## Job
Identify the lines that contain the string "复旦大学教授" and report only how many there are.

## Provided information
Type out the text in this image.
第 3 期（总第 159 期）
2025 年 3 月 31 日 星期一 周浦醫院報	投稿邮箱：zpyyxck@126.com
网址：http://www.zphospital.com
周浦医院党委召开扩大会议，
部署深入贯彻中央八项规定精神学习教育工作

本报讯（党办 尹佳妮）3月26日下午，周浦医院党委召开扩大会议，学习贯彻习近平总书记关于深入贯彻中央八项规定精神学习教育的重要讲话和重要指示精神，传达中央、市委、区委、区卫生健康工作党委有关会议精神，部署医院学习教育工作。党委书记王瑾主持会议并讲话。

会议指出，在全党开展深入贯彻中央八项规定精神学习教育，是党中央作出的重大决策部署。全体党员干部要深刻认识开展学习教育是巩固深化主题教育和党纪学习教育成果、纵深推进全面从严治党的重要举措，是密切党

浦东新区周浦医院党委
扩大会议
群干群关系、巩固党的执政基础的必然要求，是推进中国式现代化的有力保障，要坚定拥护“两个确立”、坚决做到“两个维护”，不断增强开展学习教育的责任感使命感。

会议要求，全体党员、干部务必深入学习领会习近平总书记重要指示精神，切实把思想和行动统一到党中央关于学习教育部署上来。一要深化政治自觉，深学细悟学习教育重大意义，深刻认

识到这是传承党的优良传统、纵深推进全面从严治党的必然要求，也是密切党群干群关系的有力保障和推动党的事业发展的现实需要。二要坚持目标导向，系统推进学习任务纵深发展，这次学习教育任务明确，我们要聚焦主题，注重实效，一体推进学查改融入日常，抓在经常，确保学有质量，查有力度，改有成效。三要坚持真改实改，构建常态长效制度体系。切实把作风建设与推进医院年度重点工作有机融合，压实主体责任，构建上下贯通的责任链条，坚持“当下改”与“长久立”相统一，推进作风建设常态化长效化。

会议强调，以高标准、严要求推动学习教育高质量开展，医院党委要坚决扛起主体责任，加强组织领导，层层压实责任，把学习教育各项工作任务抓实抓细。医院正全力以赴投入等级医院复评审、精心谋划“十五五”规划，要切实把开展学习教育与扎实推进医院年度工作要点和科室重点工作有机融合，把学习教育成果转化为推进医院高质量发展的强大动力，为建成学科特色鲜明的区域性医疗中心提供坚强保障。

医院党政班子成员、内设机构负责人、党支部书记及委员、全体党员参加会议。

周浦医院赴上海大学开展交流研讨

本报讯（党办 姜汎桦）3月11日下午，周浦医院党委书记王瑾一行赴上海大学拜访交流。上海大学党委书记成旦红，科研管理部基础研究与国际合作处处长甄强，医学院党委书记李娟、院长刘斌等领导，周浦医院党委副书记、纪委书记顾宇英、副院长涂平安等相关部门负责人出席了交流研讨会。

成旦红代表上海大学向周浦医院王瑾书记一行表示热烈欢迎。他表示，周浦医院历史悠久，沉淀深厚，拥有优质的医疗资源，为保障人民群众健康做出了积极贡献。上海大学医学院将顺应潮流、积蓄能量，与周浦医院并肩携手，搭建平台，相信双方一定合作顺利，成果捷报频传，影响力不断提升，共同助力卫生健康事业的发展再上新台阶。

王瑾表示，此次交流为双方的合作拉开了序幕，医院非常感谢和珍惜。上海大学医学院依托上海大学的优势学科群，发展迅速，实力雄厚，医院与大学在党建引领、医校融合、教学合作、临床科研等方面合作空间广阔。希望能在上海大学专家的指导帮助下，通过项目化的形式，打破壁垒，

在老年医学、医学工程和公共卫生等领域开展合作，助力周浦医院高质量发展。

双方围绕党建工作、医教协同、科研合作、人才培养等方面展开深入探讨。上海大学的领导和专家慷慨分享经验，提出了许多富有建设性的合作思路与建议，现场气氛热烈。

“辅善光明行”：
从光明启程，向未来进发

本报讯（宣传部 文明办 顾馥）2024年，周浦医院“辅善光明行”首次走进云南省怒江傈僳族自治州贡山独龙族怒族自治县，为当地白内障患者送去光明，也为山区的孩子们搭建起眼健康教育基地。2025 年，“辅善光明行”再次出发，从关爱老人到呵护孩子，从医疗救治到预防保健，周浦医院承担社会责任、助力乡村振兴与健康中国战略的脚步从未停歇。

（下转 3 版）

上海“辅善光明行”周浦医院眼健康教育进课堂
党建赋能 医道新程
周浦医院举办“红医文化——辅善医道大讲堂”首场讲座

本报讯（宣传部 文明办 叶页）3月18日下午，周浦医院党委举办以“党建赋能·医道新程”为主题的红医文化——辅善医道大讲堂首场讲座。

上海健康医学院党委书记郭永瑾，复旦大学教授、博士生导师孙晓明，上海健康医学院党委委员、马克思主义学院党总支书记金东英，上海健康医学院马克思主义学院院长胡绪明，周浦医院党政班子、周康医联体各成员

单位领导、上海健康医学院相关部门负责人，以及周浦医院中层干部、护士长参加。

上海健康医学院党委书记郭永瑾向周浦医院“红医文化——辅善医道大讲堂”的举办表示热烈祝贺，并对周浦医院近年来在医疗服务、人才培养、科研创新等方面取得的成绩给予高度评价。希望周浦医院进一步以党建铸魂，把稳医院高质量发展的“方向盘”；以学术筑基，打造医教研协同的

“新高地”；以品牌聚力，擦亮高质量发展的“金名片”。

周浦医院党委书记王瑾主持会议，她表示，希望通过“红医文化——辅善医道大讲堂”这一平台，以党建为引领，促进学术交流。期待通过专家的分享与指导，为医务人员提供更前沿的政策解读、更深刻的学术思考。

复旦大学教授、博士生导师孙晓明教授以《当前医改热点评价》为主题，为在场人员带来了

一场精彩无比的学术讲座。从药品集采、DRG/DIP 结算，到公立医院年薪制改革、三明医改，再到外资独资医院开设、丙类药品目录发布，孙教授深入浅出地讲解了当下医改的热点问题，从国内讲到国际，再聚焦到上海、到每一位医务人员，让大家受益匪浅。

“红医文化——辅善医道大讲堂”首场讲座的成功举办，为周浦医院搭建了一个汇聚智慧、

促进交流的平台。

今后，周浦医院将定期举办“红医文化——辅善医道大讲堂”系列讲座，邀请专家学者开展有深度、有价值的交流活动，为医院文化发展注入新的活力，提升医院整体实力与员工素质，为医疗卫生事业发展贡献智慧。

## Solution for this exercise
2